EXERCISE OBJECTIVE:
Report every line from the material that contains the word "matter".

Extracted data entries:
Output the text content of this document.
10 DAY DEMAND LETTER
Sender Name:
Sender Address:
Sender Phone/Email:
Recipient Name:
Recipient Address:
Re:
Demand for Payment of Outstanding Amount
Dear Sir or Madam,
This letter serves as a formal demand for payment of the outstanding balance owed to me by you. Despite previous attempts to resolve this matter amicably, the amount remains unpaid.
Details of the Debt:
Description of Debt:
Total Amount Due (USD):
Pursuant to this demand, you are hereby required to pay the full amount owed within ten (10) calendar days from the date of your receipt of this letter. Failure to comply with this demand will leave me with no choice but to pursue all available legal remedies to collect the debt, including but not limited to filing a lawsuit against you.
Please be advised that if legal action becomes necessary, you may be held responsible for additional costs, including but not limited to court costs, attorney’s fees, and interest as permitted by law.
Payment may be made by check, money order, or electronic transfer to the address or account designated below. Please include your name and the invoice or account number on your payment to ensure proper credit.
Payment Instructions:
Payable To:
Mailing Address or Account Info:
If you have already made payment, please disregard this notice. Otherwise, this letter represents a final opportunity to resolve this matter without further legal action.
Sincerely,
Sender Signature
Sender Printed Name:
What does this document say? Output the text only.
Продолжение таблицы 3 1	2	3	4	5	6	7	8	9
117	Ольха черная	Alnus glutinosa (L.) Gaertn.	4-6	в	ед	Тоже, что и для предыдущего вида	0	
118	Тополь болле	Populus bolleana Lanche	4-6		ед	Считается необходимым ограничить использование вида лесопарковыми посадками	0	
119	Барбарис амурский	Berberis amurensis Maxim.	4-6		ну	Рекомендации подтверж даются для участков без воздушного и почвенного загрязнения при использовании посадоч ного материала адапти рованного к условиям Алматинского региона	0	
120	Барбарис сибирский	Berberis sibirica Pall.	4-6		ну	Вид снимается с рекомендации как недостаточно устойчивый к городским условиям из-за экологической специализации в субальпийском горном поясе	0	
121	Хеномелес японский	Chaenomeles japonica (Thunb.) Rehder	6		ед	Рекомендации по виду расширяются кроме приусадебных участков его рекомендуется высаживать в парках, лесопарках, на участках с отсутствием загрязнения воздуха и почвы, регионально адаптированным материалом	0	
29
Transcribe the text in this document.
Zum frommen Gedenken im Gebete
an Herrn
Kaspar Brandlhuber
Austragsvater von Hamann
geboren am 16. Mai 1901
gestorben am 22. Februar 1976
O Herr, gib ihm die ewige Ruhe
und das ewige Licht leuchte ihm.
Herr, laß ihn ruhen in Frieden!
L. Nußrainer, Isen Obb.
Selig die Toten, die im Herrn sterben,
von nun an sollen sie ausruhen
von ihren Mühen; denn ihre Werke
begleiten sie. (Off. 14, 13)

RESULT OF THE EXERCISE:
This letter serves as a formal demand for payment of the outstanding balance owed to me by you. Despite previous attempts to resolve this matter amicably, the amount remains unpaid.
If you have already made payment, please disregard this notice. Otherwise, this letter represents a final opportunity to resolve this matter without further legal action.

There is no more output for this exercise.